= Dataset content =
▼

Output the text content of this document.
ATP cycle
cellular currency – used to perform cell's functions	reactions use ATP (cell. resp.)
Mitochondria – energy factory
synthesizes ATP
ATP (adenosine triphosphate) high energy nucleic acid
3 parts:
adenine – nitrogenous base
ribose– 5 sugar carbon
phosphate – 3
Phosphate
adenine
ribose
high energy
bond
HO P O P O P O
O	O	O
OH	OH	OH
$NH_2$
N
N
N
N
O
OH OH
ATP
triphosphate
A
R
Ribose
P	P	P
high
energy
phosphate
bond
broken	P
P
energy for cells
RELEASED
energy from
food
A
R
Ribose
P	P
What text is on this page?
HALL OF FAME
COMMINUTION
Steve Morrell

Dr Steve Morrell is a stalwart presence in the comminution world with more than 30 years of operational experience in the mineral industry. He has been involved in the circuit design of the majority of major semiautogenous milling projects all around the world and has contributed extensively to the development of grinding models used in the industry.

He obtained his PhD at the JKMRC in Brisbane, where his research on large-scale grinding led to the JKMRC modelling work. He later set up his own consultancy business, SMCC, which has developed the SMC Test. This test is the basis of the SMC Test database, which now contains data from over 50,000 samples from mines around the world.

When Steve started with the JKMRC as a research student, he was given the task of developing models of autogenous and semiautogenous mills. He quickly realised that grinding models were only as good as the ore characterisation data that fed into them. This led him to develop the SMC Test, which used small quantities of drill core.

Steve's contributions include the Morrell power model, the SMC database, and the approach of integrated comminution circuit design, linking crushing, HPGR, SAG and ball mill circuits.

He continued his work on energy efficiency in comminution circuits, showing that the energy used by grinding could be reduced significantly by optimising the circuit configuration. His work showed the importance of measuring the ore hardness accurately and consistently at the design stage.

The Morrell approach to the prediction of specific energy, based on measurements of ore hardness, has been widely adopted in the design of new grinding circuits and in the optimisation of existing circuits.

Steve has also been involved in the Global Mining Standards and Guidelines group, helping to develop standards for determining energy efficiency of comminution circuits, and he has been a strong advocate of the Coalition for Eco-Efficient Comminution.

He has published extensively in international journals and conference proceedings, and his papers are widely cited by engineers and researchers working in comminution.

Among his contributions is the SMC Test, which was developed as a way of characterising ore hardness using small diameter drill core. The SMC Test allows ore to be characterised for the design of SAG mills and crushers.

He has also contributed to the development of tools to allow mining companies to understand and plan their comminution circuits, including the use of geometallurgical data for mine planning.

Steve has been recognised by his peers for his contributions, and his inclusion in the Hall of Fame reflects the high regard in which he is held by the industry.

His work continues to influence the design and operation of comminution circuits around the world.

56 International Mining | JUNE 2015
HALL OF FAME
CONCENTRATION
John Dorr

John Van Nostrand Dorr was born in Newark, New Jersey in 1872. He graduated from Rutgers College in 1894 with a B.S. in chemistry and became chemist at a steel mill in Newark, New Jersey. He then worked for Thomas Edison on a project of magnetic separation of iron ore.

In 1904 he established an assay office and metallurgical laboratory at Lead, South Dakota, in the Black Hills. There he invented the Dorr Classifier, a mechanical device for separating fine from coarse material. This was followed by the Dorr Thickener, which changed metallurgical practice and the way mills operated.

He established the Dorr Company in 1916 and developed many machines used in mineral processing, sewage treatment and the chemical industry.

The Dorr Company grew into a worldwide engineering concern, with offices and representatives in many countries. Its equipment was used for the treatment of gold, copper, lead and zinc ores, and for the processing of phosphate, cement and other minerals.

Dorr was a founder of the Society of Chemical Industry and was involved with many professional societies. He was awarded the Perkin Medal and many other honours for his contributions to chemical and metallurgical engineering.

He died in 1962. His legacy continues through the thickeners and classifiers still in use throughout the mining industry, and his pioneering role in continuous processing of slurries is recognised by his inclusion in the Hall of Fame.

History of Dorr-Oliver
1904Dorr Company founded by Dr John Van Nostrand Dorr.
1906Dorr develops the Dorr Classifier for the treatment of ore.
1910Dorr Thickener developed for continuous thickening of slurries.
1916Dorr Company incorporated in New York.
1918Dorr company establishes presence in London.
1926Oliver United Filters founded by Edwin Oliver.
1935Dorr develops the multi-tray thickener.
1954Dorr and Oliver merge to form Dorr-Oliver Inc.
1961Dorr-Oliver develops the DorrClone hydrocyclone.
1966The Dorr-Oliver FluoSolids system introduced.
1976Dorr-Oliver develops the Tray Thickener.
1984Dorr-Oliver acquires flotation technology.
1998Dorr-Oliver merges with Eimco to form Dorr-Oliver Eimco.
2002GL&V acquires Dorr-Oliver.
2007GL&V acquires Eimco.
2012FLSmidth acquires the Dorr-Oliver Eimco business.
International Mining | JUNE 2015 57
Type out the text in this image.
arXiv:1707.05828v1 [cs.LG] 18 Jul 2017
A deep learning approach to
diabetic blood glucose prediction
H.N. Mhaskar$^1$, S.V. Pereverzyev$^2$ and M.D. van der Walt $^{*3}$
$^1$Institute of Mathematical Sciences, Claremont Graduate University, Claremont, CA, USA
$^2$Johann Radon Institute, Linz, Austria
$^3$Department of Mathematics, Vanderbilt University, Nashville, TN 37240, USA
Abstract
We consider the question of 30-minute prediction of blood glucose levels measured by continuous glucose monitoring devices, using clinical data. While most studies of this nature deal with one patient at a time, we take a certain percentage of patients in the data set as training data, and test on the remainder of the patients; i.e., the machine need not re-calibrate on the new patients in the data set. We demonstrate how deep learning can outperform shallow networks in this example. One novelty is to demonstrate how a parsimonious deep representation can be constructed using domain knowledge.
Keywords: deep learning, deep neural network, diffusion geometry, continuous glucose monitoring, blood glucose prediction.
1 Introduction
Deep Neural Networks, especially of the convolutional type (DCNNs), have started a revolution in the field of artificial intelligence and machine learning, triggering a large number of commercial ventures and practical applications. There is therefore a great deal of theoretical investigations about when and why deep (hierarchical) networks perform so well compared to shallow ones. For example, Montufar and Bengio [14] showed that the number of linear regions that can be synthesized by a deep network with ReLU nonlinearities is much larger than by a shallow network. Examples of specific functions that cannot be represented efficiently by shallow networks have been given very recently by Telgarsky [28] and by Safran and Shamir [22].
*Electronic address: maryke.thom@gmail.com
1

▲

= What you will do =
Copy down the entries exactly, leaving out no line.

= Written answer =
Output the text content of this document.
ATP cycle
cellular currency – used to perform cell's functions	reactions use ATP (cell. resp.)
Mitochondria – energy factory
synthesizes ATP
ATP (adenosine triphosphate) high energy nucleic acid
3 parts:
adenine – nitrogenous base
ribose– 5 sugar carbon
phosphate – 3
Phosphate
adenine
ribose
high energy
bond
HO P O P O P O
O	O	O
OH	OH	OH
$NH_2$
N
N
N
N
O
OH OH
ATP
triphosphate
A
R
Ribose
P	P	P
high
energy
phosphate
bond
broken	P
P
energy for cells
RELEASED
energy from
food
A
R
Ribose
P	P
What text is on this page?
HALL OF FAME
COMMINUTION
Steve Morrell

Dr Steve Morrell is a stalwart presence in the comminution world with more than 30 years of operational experience in the mineral industry. He has been involved in the circuit design of the majority of major semiautogenous milling projects all around the world and has contributed extensively to the development of grinding models used in the industry.

He obtained his PhD at the JKMRC in Brisbane, where his research on large-scale grinding led to the JKMRC modelling work. He later set up his own consultancy business, SMCC, which has developed the SMC Test. This test is the basis of the SMC Test database, which now contains data from over 50,000 samples from mines around the world.

When Steve started with the JKMRC as a research student, he was given the task of developing models of autogenous and semiautogenous mills. He quickly realised that grinding models were only as good as the ore characterisation data that fed into them. This led him to develop the SMC Test, which used small quantities of drill core.

Steve's contributions include the Morrell power model, the SMC database, and the approach of integrated comminution circuit design, linking crushing, HPGR, SAG and ball mill circuits.

He continued his work on energy efficiency in comminution circuits, showing that the energy used by grinding could be reduced significantly by optimising the circuit configuration. His work showed the importance of measuring the ore hardness accurately and consistently at the design stage.

The Morrell approach to the prediction of specific energy, based on measurements of ore hardness, has been widely adopted in the design of new grinding circuits and in the optimisation of existing circuits.

Steve has also been involved in the Global Mining Standards and Guidelines group, helping to develop standards for determining energy efficiency of comminution circuits, and he has been a strong advocate of the Coalition for Eco-Efficient Comminution.

He has published extensively in international journals and conference proceedings, and his papers are widely cited by engineers and researchers working in comminution.

Among his contributions is the SMC Test, which was developed as a way of characterising ore hardness using small diameter drill core. The SMC Test allows ore to be characterised for the design of SAG mills and crushers.

He has also contributed to the development of tools to allow mining companies to understand and plan their comminution circuits, including the use of geometallurgical data for mine planning.

Steve has been recognised by his peers for his contributions, and his inclusion in the Hall of Fame reflects the high regard in which he is held by the industry.

His work continues to influence the design and operation of comminution circuits around the world.

56 International Mining | JUNE 2015
HALL OF FAME
CONCENTRATION
John Dorr

John Van Nostrand Dorr was born in Newark, New Jersey in 1872. He graduated from Rutgers College in 1894 with a B.S. in chemistry and became chemist at a steel mill in Newark, New Jersey. He then worked for Thomas Edison on a project of magnetic separation of iron ore.

In 1904 he established an assay office and metallurgical laboratory at Lead, South Dakota, in the Black Hills. There he invented the Dorr Classifier, a mechanical device for separating fine from coarse material. This was followed by the Dorr Thickener, which changed metallurgical practice and the way mills operated.

He established the Dorr Company in 1916 and developed many machines used in mineral processing, sewage treatment and the chemical industry.

The Dorr Company grew into a worldwide engineering concern, with offices and representatives in many countries. Its equipment was used for the treatment of gold, copper, lead and zinc ores, and for the processing of phosphate, cement and other minerals.

Dorr was a founder of the Society of Chemical Industry and was involved with many professional societies. He was awarded the Perkin Medal and many other honours for his contributions to chemical and metallurgical engineering.

He died in 1962. His legacy continues through the thickeners and classifiers still in use throughout the mining industry, and his pioneering role in continuous processing of slurries is recognised by his inclusion in the Hall of Fame.

History of Dorr-Oliver
1904Dorr Company founded by Dr John Van Nostrand Dorr.
1906Dorr develops the Dorr Classifier for the treatment of ore.
1910Dorr Thickener developed for continuous thickening of slurries.
1916Dorr Company incorporated in New York.
1918Dorr company establishes presence in London.
1926Oliver United Filters founded by Edwin Oliver.
1935Dorr develops the multi-tray thickener.
1954Dorr and Oliver merge to form Dorr-Oliver Inc.
1961Dorr-Oliver develops the DorrClone hydrocyclone.
1966The Dorr-Oliver FluoSolids system introduced.
1976Dorr-Oliver develops the Tray Thickener.
1984Dorr-Oliver acquires flotation technology.
1998Dorr-Oliver merges with Eimco to form Dorr-Oliver Eimco.
2002GL&V acquires Dorr-Oliver.
2007GL&V acquires Eimco.
2012FLSmidth acquires the Dorr-Oliver Eimco business.
International Mining | JUNE 2015 57
Type out the text in this image.
arXiv:1707.05828v1 [cs.LG] 18 Jul 2017
A deep learning approach to
diabetic blood glucose prediction
H.N. Mhaskar$^1$, S.V. Pereverzyev$^2$ and M.D. van der Walt $^{*3}$
$^1$Institute of Mathematical Sciences, Claremont Graduate University, Claremont, CA, USA
$^2$Johann Radon Institute, Linz, Austria
$^3$Department of Mathematics, Vanderbilt University, Nashville, TN 37240, USA
Abstract
We consider the question of 30-minute prediction of blood glucose levels measured by continuous glucose monitoring devices, using clinical data. While most studies of this nature deal with one patient at a time, we take a certain percentage of patients in the data set as training data, and test on the remainder of the patients; i.e., the machine need not re-calibrate on the new patients in the data set. We demonstrate how deep learning can outperform shallow networks in this example. One novelty is to demonstrate how a parsimonious deep representation can be constructed using domain knowledge.
Keywords: deep learning, deep neural network, diffusion geometry, continuous glucose monitoring, blood glucose prediction.
1 Introduction
Deep Neural Networks, especially of the convolutional type (DCNNs), have started a revolution in the field of artificial intelligence and machine learning, triggering a large number of commercial ventures and practical applications. There is therefore a great deal of theoretical investigations about when and why deep (hierarchical) networks perform so well compared to shallow ones. For example, Montufar and Bengio [14] showed that the number of linear regions that can be synthesized by a deep network with ReLU nonlinearities is much larger than by a shallow network. Examples of specific functions that cannot be represented efficiently by shallow networks have been given very recently by Telgarsky [28] and by Safran and Shamir [22].
*Electronic address: maryke.thom@gmail.com
1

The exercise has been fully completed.